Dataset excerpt

start

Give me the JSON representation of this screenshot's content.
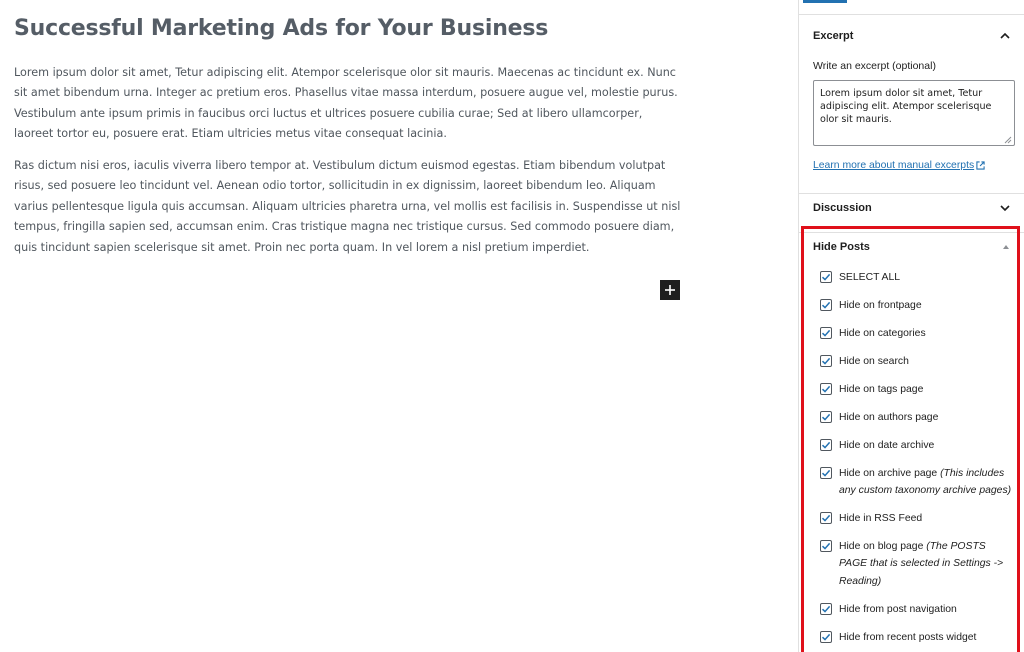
{
  "editor": {
    "title": "Successful Marketing Ads for Your Business",
    "paragraphs": [
      "Lorem ipsum dolor sit amet, Tetur adipiscing elit. Atempor scelerisque olor sit mauris. Maecenas ac tincidunt ex. Nunc sit amet bibendum urna. Integer ac pretium eros. Phasellus vitae massa interdum, posuere augue vel, molestie purus. Vestibulum ante ipsum primis in faucibus orci luctus et ultrices posuere cubilia curae; Sed at libero ullamcorper, laoreet tortor eu, posuere erat. Etiam ultricies metus vitae consequat lacinia.",
      "Ras dictum nisi eros, iaculis viverra libero tempor at. Vestibulum dictum euismod egestas. Etiam bibendum volutpat risus, sed posuere leo tincidunt vel. Aenean odio tortor, sollicitudin in ex dignissim, laoreet bibendum leo. Aliquam varius pellentesque ligula quis accumsan. Aliquam ultricies pharetra urna, vel mollis est facilisis in. Suspendisse ut nisl tempus, fringilla sapien sed, accumsan enim. Cras tristique magna nec tristique cursus. Sed commodo posuere diam, quis tincidunt sapien scelerisque sit amet. Proin nec porta quam. In vel lorem a nisl pretium imperdiet."
    ],
    "add_block_icon": "plus-icon"
  },
  "sidebar": {
    "excerpt": {
      "title": "Excerpt",
      "label": "Write an excerpt (optional)",
      "value": "Lorem ipsum dolor sit amet, Tetur adipiscing elit. Atempor scelerisque olor sit mauris.",
      "link": "Learn more about manual excerpts",
      "expanded": true
    },
    "discussion": {
      "title": "Discussion",
      "expanded": false
    },
    "hide_posts": {
      "title": "Hide Posts",
      "expanded": true,
      "options": [
        {
          "label": "SELECT ALL",
          "note": "",
          "checked": true
        },
        {
          "label": "Hide on frontpage",
          "note": "",
          "checked": true
        },
        {
          "label": "Hide on categories",
          "note": "",
          "checked": true
        },
        {
          "label": "Hide on search",
          "note": "",
          "checked": true
        },
        {
          "label": "Hide on tags page",
          "note": "",
          "checked": true
        },
        {
          "label": "Hide on authors page",
          "note": "",
          "checked": true
        },
        {
          "label": "Hide on date archive",
          "note": "",
          "checked": true
        },
        {
          "label": "Hide on archive page",
          "note": "(This includes any custom taxonomy archive pages)",
          "checked": true
        },
        {
          "label": "Hide in RSS Feed",
          "note": "",
          "checked": true
        },
        {
          "label": "Hide on blog page",
          "note": "(The POSTS PAGE that is selected in Settings -> Reading)",
          "checked": true
        },
        {
          "label": "Hide from post navigation",
          "note": "",
          "checked": true
        },
        {
          "label": "Hide from recent posts widget",
          "note": "",
          "checked": true
        }
      ]
    }
  },
  "colors": {
    "accent": "#2271b1",
    "highlight_border": "#e0101a",
    "checkbox_tick": "#2271b1"
  }
}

end

— REQUIREMENTS —
Track down every line holding the string "archive" and copy it.

— SOLVED PROBLEM —
          "label": "Hide on date archive",
          "label": "Hide on archive page",
          "note": "(This includes any custom taxonomy archive pages)",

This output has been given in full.